• [YOUR OBJECTIVE] Turn each row below into a JSON list of strings with one string per line, skipping blank lines. Leave the pictures out.

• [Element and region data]
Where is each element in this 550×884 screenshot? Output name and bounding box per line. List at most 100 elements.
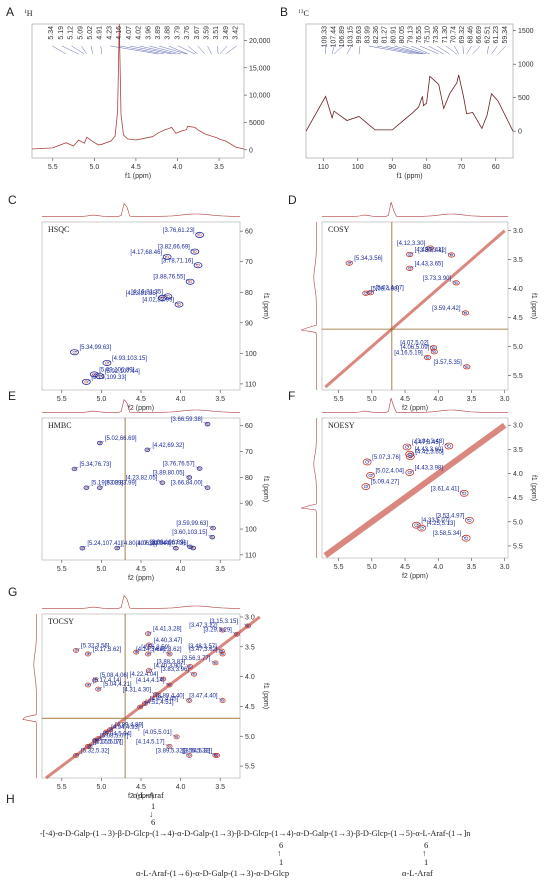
peak-annotation: [4.16,5.19] [394, 351, 423, 357]
peak-annotation: [3.58,5.34] [433, 531, 462, 537]
peak-leader [454, 45, 459, 55]
cross-peak [366, 472, 375, 479]
y-tick-label: 5.0 [513, 344, 523, 351]
cross-peak-core [161, 481, 164, 484]
peak-leader [158, 45, 187, 55]
cross-peak [145, 631, 152, 637]
x-tick-label: 4.0 [176, 784, 186, 791]
peak-annotation: [3.88,106.89] [150, 540, 185, 546]
peak-annotation: [3.89,4.40] [156, 693, 185, 699]
annotation-leader [165, 744, 170, 747]
y-tick-label: 110 [245, 381, 256, 388]
annotation-leader [243, 623, 249, 627]
peak-annotation: [3.53,4.97] [436, 513, 465, 519]
annotation-leader [74, 350, 79, 353]
cross-peak-core [93, 679, 97, 682]
cross-peak-core [465, 365, 469, 369]
annotation-leader [410, 454, 415, 457]
peak-annotation: [4.93,103.15] [112, 356, 147, 362]
peak-label: 99.63 [356, 26, 363, 44]
x-tick-label: 70 [457, 164, 465, 171]
cross-peak-core [134, 651, 138, 654]
y-tick-label: 3.0 [513, 423, 523, 430]
peak-label: 5.02 [87, 26, 94, 40]
peak-label: 3.76 [184, 26, 191, 40]
annotation-leader [367, 459, 372, 463]
annotation-leader [94, 738, 100, 741]
cross-peak [102, 359, 112, 366]
cross-peak-core [432, 350, 436, 354]
annotation-leader [462, 364, 467, 368]
x-tick-label: 90 [388, 164, 396, 171]
cross-peak-core [74, 754, 78, 757]
peak-label: 4.07 [126, 26, 133, 40]
x-tick-label: 5.5 [48, 164, 58, 171]
annotation-leader [98, 686, 103, 690]
cross-peak-core [414, 523, 419, 527]
cross-peak [444, 442, 454, 450]
annotation-leader [406, 444, 412, 448]
cross-peak-core [197, 233, 202, 237]
peak-annotation: [4.25,5.13] [427, 521, 456, 527]
peak-annotation: [5.09,4.08] [371, 286, 400, 292]
peak-annotation: [4.06,5.09] [401, 345, 430, 351]
annotation-leader [172, 734, 177, 738]
peak-leader [219, 45, 228, 55]
cross-peak [166, 682, 173, 688]
cross-peak-core [98, 441, 102, 445]
peak-annotation: [4.22,4.04] [130, 672, 159, 678]
cross-peak [361, 483, 371, 490]
x-tick-label: 3.0 [500, 564, 510, 571]
x-axis-label: f1 (ppm) [396, 173, 422, 180]
y-tick-label: 0 [249, 147, 253, 154]
peak-leader [197, 45, 206, 55]
peak-label: 107.44 [330, 26, 337, 48]
peak-leader [71, 45, 85, 55]
cross-peak [219, 627, 226, 633]
annotation-leader [461, 310, 466, 314]
left-arrow: ↑ [277, 848, 282, 858]
projection-trace [301, 418, 317, 558]
peak-annotation: [4.43,3.41] [415, 247, 444, 253]
cross-peak [145, 642, 152, 648]
x-tick-label: 60 [492, 164, 500, 171]
x-tick-label: 3.5 [214, 164, 224, 171]
cross-peak [133, 649, 140, 655]
y-tick-label: 4.0 [513, 471, 523, 478]
x-tick-label: 3.5 [467, 564, 477, 571]
annotation-leader [195, 232, 200, 236]
cross-peak-core [168, 683, 171, 687]
annotation-leader [365, 291, 370, 294]
cross-peak-core [146, 632, 150, 635]
x-axis-label: f1 (ppm) [125, 173, 151, 180]
cross-peak-core [86, 652, 90, 656]
x-tick-label: 3.0 [500, 396, 510, 403]
y-tick-label: 5.5 [513, 373, 523, 380]
cross-peak [95, 686, 102, 692]
peak-label: 70.74 [450, 26, 457, 44]
cross-peak [107, 727, 114, 733]
y-tick-label: 500 [518, 95, 530, 102]
peak-leader [411, 45, 430, 55]
y-tick-label: 3.0 [513, 228, 523, 235]
annotation-leader [174, 302, 180, 305]
annotation-leader [409, 266, 414, 269]
spectrum-title-d: COSY [328, 225, 350, 234]
x-tick-label: 5.5 [57, 566, 67, 573]
cross-peak [185, 278, 195, 285]
annotation-leader [460, 491, 465, 494]
cross-peak [166, 651, 173, 657]
annotation-leader [430, 349, 435, 352]
y-tick-label: 60 [245, 229, 253, 236]
peak-label: 75.10 [425, 26, 432, 44]
annotation-leader [423, 355, 428, 358]
y-axis-label: f1 (ppm) [530, 293, 537, 319]
annotation-leader [186, 664, 191, 667]
left-branch: α-L-Araf-(1→6)-α-D-Galp-(1→3)-α-D-Glcp [136, 868, 290, 878]
y-tick-label: 4.5 [513, 315, 523, 322]
right-arrow: ↑ [422, 848, 427, 858]
annotation-leader [140, 704, 145, 708]
cross-peak [83, 485, 90, 490]
y-tick-label: 4.0 [245, 674, 255, 681]
peak-annotation: [5.04,5.04] [103, 732, 132, 738]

• [EXERCISE OUTPUT]
[
  "Where is each element in this 550×884 screenshot? Output name and bounding box per line. List at most 100 elements.",
  "peak-annotation: [4.16,5.19] [394, 351, 423, 357]",
  "peak-annotation: [3.58,5.34] [433, 531, 462, 537]",
  "peak-leader [454, 45, 459, 55]",
  "cross-peak [366, 472, 375, 479]",
  "y-tick-label: 5.0 [513, 344, 523, 351]",
  "cross-peak-core [161, 481, 164, 484]",
  "peak-leader [158, 45, 187, 55]",
  "cross-peak [145, 631, 152, 637]",
  "x-tick-label: 4.0 [176, 784, 186, 791]",
  "peak-annotation: [3.88,106.89] [150, 540, 185, 546]",
  "peak-annotation: [3.89,4.40] [156, 693, 185, 699]",
  "annotation-leader [165, 744, 170, 747]",
  "y-tick-label: 110 [245, 381, 256, 388]",
  "annotation-leader [243, 623, 249, 627]",
  "peak-annotation: [3.53,4.97] [436, 513, 465, 519]",
  "annotation-leader [74, 350, 79, 353]",
  "cross-peak-core [93, 679, 97, 682]",
  "cross-peak-core [465, 365, 469, 369]",
  "annotation-leader [410, 454, 415, 457]",
  "peak-annotation: [4.93,103.15] [112, 356, 147, 362]",
  "peak-label: 99.63 [356, 26, 363, 44]",
  "x-tick-label: 70 [457, 164, 465, 171]",
  "cross-peak-core [134, 651, 138, 654]",
  "y-tick-label: 3.0 [513, 423, 523, 430]",
  "peak-label: 5.02 [87, 26, 94, 40]",
  "peak-label: 3.76 [184, 26, 191, 40]",
  "annotation-leader [367, 459, 372, 463]",
  "annotation-leader [94, 738, 100, 741]",
  "cross-peak [102, 359, 112, 366]",
  "cross-peak-core [432, 350, 436, 354]",
  "annotation-leader [462, 364, 467, 368]",
  "x-tick-label: 90 [388, 164, 396, 171]",
  "cross-peak-core [74, 754, 78, 757]",
  "peak-label: 4.07 [126, 26, 133, 40]",
  "x-tick-label: 5.5 [48, 164, 58, 171]",
  "annotation-leader [98, 686, 103, 690]",
  "cross-peak-core [414, 523, 419, 527]",
  "cross-peak [444, 442, 454, 450]",
  "annotation-leader [406, 444, 412, 448]",
  "cross-peak-core [197, 233, 202, 237]",
  "peak-annotation: [4.25,5.13] [427, 521, 456, 527]",
  "peak-annotation: [5.09,4.08] [371, 286, 400, 292]",
  "peak-annotation: [4.06,5.09] [401, 345, 430, 351]",
  "annotation-leader [172, 734, 177, 738]",
  "peak-leader [219, 45, 228, 55]",
  "cross-peak [166, 682, 173, 688]",
  "cross-peak-core [98, 441, 102, 445]",
  "peak-annotation: [4.22,4.04] [130, 672, 159, 678]",
  "cross-peak [361, 483, 371, 490]",
  "x-tick-label: 3.0 [500, 564, 510, 571]",
  "x-axis-label: f1 (ppm) [396, 173, 422, 180]",
  "y-tick-label: 0 [249, 147, 253, 154]",
  "peak-leader [197, 45, 206, 55]",
  "peak-label: 107.44 [330, 26, 337, 48]",
  "peak-leader [71, 45, 85, 55]",
  "cross-peak [219, 627, 226, 633]",
  "annotation-leader [461, 310, 466, 314]",
  "left-arrow: ↑ [277, 848, 282, 858]",
  "projection-trace [301, 418, 317, 558]",
  "peak-annotation: [4.43,3.41] [415, 247, 444, 253]",
  "cross-peak [145, 642, 152, 648]",
  "x-tick-label: 60 [492, 164, 500, 171]",
  "x-tick-label: 3.5 [214, 164, 224, 171]",
  "cross-peak [133, 649, 140, 655]",
  "y-tick-label: 4.0 [513, 471, 523, 478]",
  "x-tick-label: 3.5 [467, 564, 477, 571]",
  "annotation-leader [195, 232, 200, 236]",
  "cross-peak-core [168, 683, 171, 687]",
  "annotation-leader [365, 291, 370, 294]",
  "cross-peak-core [146, 632, 150, 635]",
  "x-axis-label: f1 (ppm) [125, 173, 151, 180]",
  "cross-peak-core [86, 652, 90, 656]",
  "x-tick-label: 3.0 [500, 396, 510, 403]",
  "y-tick-label: 5.5 [513, 373, 523, 380]",
  "cross-peak [95, 686, 102, 692]",
  "peak-label: 70.74 [450, 26, 457, 44]",
  "cross-peak [107, 727, 114, 733]",
  "y-tick-label: 500 [518, 95, 530, 102]",
  "peak-leader [411, 45, 430, 55]",
  "y-tick-label: 3.0 [513, 228, 523, 235]",
  "annotation-leader [174, 302, 180, 305]",
  "annotation-leader [409, 266, 414, 269]",
  "spectrum-title-d: COSY [328, 225, 350, 234]",
  "x-tick-label: 5.5 [57, 566, 67, 573]",
  "cross-peak [185, 278, 195, 285]",
  "annotation-leader [460, 491, 465, 494]",
  "cross-peak [166, 651, 173, 657]",
  "annotation-leader [430, 349, 435, 352]",
  "y-tick-label: 60 [245, 229, 253, 236]",
  "peak-label: 75.10 [425, 26, 432, 44]",
  "annotation-leader [423, 355, 428, 358]",
  "y-axis-label: f1 (ppm) [530, 293, 537, 319]",
  "annotation-leader [186, 664, 191, 667]",
  "left-branch: α-L-Araf-(1→6)-α-D-Galp-(1→3)-α-D-Glcp [136, 868, 290, 878]",
  "y-tick-label: 4.5 [513, 315, 523, 322]",
  "right-arrow: ↑ [422, 848, 427, 858]",
  "annotation-leader [140, 704, 145, 708]",
  "cross-peak [83, 485, 90, 490]",
  "y-tick-label: 4.0 [245, 674, 255, 681]",
  "peak-annotation: [5.04,5.04] [103, 732, 132, 738]"
]